**What needs to be done:** Look below for lines that hold the string "control" and copy each one.

**Data entries for graphics:**
Start of Block

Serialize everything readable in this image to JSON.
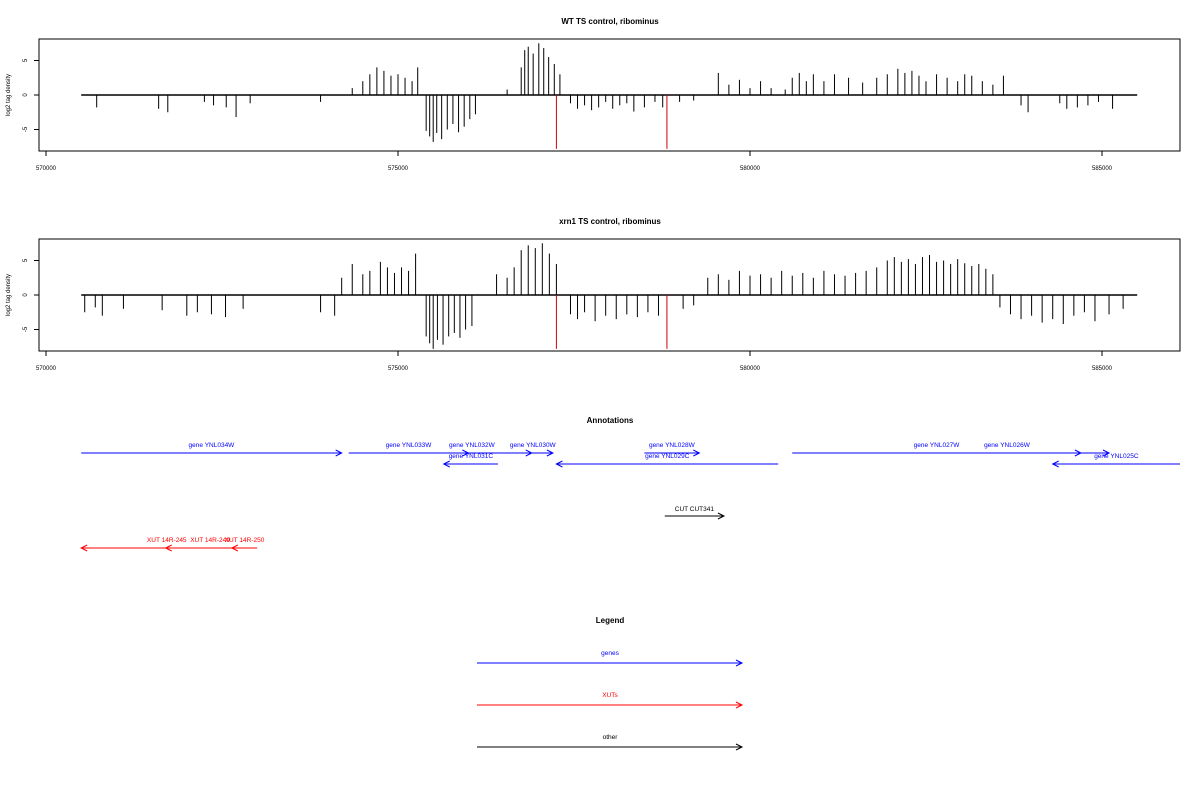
{
  "chart_data": [
    {
      "type": "bar",
      "title": "WT TS control, ribominus",
      "xlabel": "",
      "ylabel": "log2 tag density",
      "xlim": [
        570000,
        586000
      ],
      "ylim": [
        -8,
        8
      ],
      "x_ticks": [
        570000,
        575000,
        580000,
        585000
      ],
      "x_tick_labels": [
        "570000",
        "575000",
        "580000",
        "585000"
      ],
      "y_ticks": [
        -5,
        0,
        5
      ],
      "y_tick_labels": [
        "-5",
        "0",
        "5"
      ],
      "baseline": {
        "from": 570500,
        "to": 585500
      },
      "series": [
        {
          "color": "#000000",
          "bars": [
            [
              570720,
              -1.8
            ],
            [
              571600,
              -2.0
            ],
            [
              571730,
              -2.5
            ],
            [
              572250,
              -1.0
            ],
            [
              572380,
              -1.5
            ],
            [
              572560,
              -1.8
            ],
            [
              572700,
              -3.2
            ],
            [
              572900,
              -1.2
            ],
            [
              573900,
              -1.0
            ],
            [
              574350,
              1.0
            ],
            [
              574500,
              2.0
            ],
            [
              574600,
              3.0
            ],
            [
              574700,
              4.0
            ],
            [
              574800,
              3.5
            ],
            [
              574900,
              2.8
            ],
            [
              575000,
              3.0
            ],
            [
              575100,
              2.5
            ],
            [
              575200,
              2.0
            ],
            [
              575280,
              4.0
            ],
            [
              575400,
              -5.2
            ],
            [
              575450,
              -6.0
            ],
            [
              575500,
              -6.8
            ],
            [
              575550,
              -5.5
            ],
            [
              575620,
              -6.4
            ],
            [
              575700,
              -5.0
            ],
            [
              575780,
              -4.2
            ],
            [
              575860,
              -5.4
            ],
            [
              575940,
              -4.6
            ],
            [
              576020,
              -3.5
            ],
            [
              576100,
              -2.8
            ],
            [
              576550,
              0.8
            ],
            [
              576750,
              4.0
            ],
            [
              576800,
              6.5
            ],
            [
              576850,
              7.0
            ],
            [
              576920,
              6.0
            ],
            [
              577000,
              7.5
            ],
            [
              577070,
              6.8
            ],
            [
              577140,
              5.5
            ],
            [
              577220,
              4.5
            ],
            [
              577300,
              3.0
            ],
            [
              577450,
              -1.2
            ],
            [
              577550,
              -2.0
            ],
            [
              577650,
              -1.5
            ],
            [
              577750,
              -2.2
            ],
            [
              577850,
              -1.8
            ],
            [
              577950,
              -1.0
            ],
            [
              578050,
              -2.0
            ],
            [
              578150,
              -1.5
            ],
            [
              578250,
              -1.2
            ],
            [
              578350,
              -2.4
            ],
            [
              578500,
              -1.8
            ],
            [
              578650,
              -1.0
            ],
            [
              578760,
              -1.8
            ],
            [
              579000,
              -1.0
            ],
            [
              579200,
              -0.8
            ],
            [
              579550,
              3.2
            ],
            [
              579700,
              1.5
            ],
            [
              579850,
              2.2
            ],
            [
              580000,
              1.0
            ],
            [
              580150,
              2.0
            ],
            [
              580300,
              1.0
            ],
            [
              580500,
              0.8
            ],
            [
              580600,
              2.5
            ],
            [
              580700,
              3.2
            ],
            [
              580800,
              2.0
            ],
            [
              580900,
              3.0
            ],
            [
              581050,
              2.0
            ],
            [
              581200,
              3.0
            ],
            [
              581400,
              2.5
            ],
            [
              581600,
              1.8
            ],
            [
              581800,
              2.5
            ],
            [
              581950,
              3.0
            ],
            [
              582100,
              3.8
            ],
            [
              582200,
              3.2
            ],
            [
              582300,
              3.5
            ],
            [
              582400,
              2.8
            ],
            [
              582500,
              2.0
            ],
            [
              582650,
              3.0
            ],
            [
              582800,
              2.5
            ],
            [
              582950,
              2.0
            ],
            [
              583050,
              3.0
            ],
            [
              583150,
              2.8
            ],
            [
              583300,
              2.0
            ],
            [
              583450,
              1.5
            ],
            [
              583600,
              2.8
            ],
            [
              583850,
              -1.5
            ],
            [
              583950,
              -2.5
            ],
            [
              584400,
              -1.2
            ],
            [
              584500,
              -2.0
            ],
            [
              584650,
              -1.8
            ],
            [
              584800,
              -1.5
            ],
            [
              584950,
              -1.0
            ],
            [
              585150,
              -2.0
            ]
          ]
        },
        {
          "color": "#cc0000",
          "bars": [
            [
              577250,
              -7.8
            ],
            [
              578820,
              -7.8
            ]
          ]
        }
      ]
    },
    {
      "type": "bar",
      "title": "xrn1 TS control, ribominus",
      "xlabel": "",
      "ylabel": "log2 tag density",
      "xlim": [
        570000,
        586000
      ],
      "ylim": [
        -8,
        8
      ],
      "x_ticks": [
        570000,
        575000,
        580000,
        585000
      ],
      "x_tick_labels": [
        "570000",
        "575000",
        "580000",
        "585000"
      ],
      "y_ticks": [
        -5,
        0,
        5
      ],
      "y_tick_labels": [
        "-5",
        "0",
        "5"
      ],
      "baseline": {
        "from": 570500,
        "to": 585500
      },
      "series": [
        {
          "color": "#000000",
          "bars": [
            [
              570550,
              -2.5
            ],
            [
              570700,
              -1.8
            ],
            [
              570800,
              -3.0
            ],
            [
              571100,
              -2.0
            ],
            [
              571650,
              -2.2
            ],
            [
              572000,
              -3.0
            ],
            [
              572150,
              -2.5
            ],
            [
              572350,
              -2.8
            ],
            [
              572550,
              -3.2
            ],
            [
              572800,
              -2.0
            ],
            [
              573900,
              -2.5
            ],
            [
              574100,
              -3.0
            ],
            [
              574200,
              2.5
            ],
            [
              574350,
              4.5
            ],
            [
              574500,
              3.0
            ],
            [
              574600,
              3.5
            ],
            [
              574750,
              4.8
            ],
            [
              574850,
              4.0
            ],
            [
              574950,
              3.2
            ],
            [
              575050,
              4.0
            ],
            [
              575150,
              3.5
            ],
            [
              575250,
              6.0
            ],
            [
              575400,
              -6.0
            ],
            [
              575450,
              -7.0
            ],
            [
              575500,
              -7.8
            ],
            [
              575560,
              -6.5
            ],
            [
              575640,
              -7.2
            ],
            [
              575720,
              -6.0
            ],
            [
              575800,
              -5.5
            ],
            [
              575880,
              -6.2
            ],
            [
              575960,
              -5.0
            ],
            [
              576050,
              -4.5
            ],
            [
              576400,
              3.0
            ],
            [
              576550,
              2.5
            ],
            [
              576650,
              4.0
            ],
            [
              576750,
              6.5
            ],
            [
              576850,
              7.2
            ],
            [
              576950,
              6.8
            ],
            [
              577050,
              7.5
            ],
            [
              577150,
              6.0
            ],
            [
              577250,
              4.5
            ],
            [
              577450,
              -2.8
            ],
            [
              577550,
              -3.5
            ],
            [
              577650,
              -2.5
            ],
            [
              577800,
              -3.8
            ],
            [
              577950,
              -3.0
            ],
            [
              578100,
              -3.5
            ],
            [
              578250,
              -2.8
            ],
            [
              578400,
              -3.2
            ],
            [
              578550,
              -2.5
            ],
            [
              578700,
              -3.0
            ],
            [
              579050,
              -2.0
            ],
            [
              579200,
              -1.5
            ],
            [
              579400,
              2.5
            ],
            [
              579550,
              3.0
            ],
            [
              579700,
              2.2
            ],
            [
              579850,
              3.5
            ],
            [
              580000,
              2.8
            ],
            [
              580150,
              3.0
            ],
            [
              580300,
              2.5
            ],
            [
              580450,
              3.5
            ],
            [
              580600,
              2.8
            ],
            [
              580750,
              3.2
            ],
            [
              580900,
              2.5
            ],
            [
              581050,
              3.5
            ],
            [
              581200,
              3.0
            ],
            [
              581350,
              2.8
            ],
            [
              581500,
              3.2
            ],
            [
              581650,
              3.5
            ],
            [
              581800,
              4.0
            ],
            [
              581950,
              5.0
            ],
            [
              582050,
              5.5
            ],
            [
              582150,
              4.8
            ],
            [
              582250,
              5.2
            ],
            [
              582350,
              4.5
            ],
            [
              582450,
              5.5
            ],
            [
              582550,
              5.8
            ],
            [
              582650,
              4.8
            ],
            [
              582750,
              5.0
            ],
            [
              582850,
              4.5
            ],
            [
              582950,
              5.2
            ],
            [
              583050,
              4.6
            ],
            [
              583150,
              4.2
            ],
            [
              583250,
              4.5
            ],
            [
              583350,
              3.8
            ],
            [
              583450,
              3.0
            ],
            [
              583550,
              -1.8
            ],
            [
              583700,
              -2.8
            ],
            [
              583850,
              -3.5
            ],
            [
              584000,
              -3.0
            ],
            [
              584150,
              -4.0
            ],
            [
              584300,
              -3.5
            ],
            [
              584450,
              -4.2
            ],
            [
              584600,
              -3.0
            ],
            [
              584750,
              -2.5
            ],
            [
              584900,
              -3.8
            ],
            [
              585100,
              -2.8
            ],
            [
              585300,
              -2.0
            ]
          ]
        },
        {
          "color": "#cc0000",
          "bars": [
            [
              577250,
              -7.8
            ],
            [
              578820,
              -7.8
            ]
          ]
        }
      ]
    }
  ],
  "annotations": {
    "title": "Annotations",
    "colors": {
      "gene": "#0000ff",
      "xut": "#ff0000",
      "other": "#000000"
    },
    "tracks": [
      {
        "label": "gene YNL034W",
        "kind": "gene",
        "start": 570500,
        "end": 574200,
        "dir": "right",
        "row": 0
      },
      {
        "label": "gene YNL033W",
        "kind": "gene",
        "start": 574300,
        "end": 576000,
        "dir": "right",
        "row": 0
      },
      {
        "label": "gene YNL032W",
        "kind": "gene",
        "start": 575200,
        "end": 576900,
        "dir": "right",
        "row": 0
      },
      {
        "label": "gene YNL031C",
        "kind": "gene",
        "start": 575650,
        "end": 576420,
        "dir": "left",
        "row": 1
      },
      {
        "label": "gene YNL030W",
        "kind": "gene",
        "start": 576630,
        "end": 577200,
        "dir": "right",
        "row": 0
      },
      {
        "label": "gene YNL029C",
        "kind": "gene",
        "start": 577250,
        "end": 580400,
        "dir": "left",
        "row": 1
      },
      {
        "label": "gene YNL028W",
        "kind": "gene",
        "start": 578500,
        "end": 579280,
        "dir": "right",
        "row": 0
      },
      {
        "label": "gene YNL027W",
        "kind": "gene",
        "start": 580600,
        "end": 584700,
        "dir": "right",
        "row": 0
      },
      {
        "label": "gene YNL026W",
        "kind": "gene",
        "start": 582200,
        "end": 585100,
        "dir": "right",
        "row": 0
      },
      {
        "label": "gene YNL025C",
        "kind": "gene",
        "start": 584300,
        "end": 586200,
        "dir": "left",
        "row": 1
      },
      {
        "label": "CUT CUT341",
        "kind": "other",
        "start": 578790,
        "end": 579630,
        "dir": "right",
        "row": 2
      },
      {
        "label": "XUT 14R-245",
        "kind": "xut",
        "start": 570500,
        "end": 572930,
        "dir": "left",
        "row": 3
      },
      {
        "label": "XUT 14R-249",
        "kind": "xut",
        "start": 571700,
        "end": 572960,
        "dir": "left",
        "row": 3
      },
      {
        "label": "XUT 14R-250",
        "kind": "xut",
        "start": 572640,
        "end": 573000,
        "dir": "left",
        "row": 3
      }
    ]
  },
  "legend": {
    "title": "Legend",
    "items": [
      {
        "label": "genes",
        "color": "#0000ff"
      },
      {
        "label": "XUTs",
        "color": "#ff0000"
      },
      {
        "label": "other",
        "color": "#000000"
      }
    ]
  }
}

End of Block

**Response below:**
      "title": "WT TS control, ribominus",
      "title": "xrn1 TS control, ribominus",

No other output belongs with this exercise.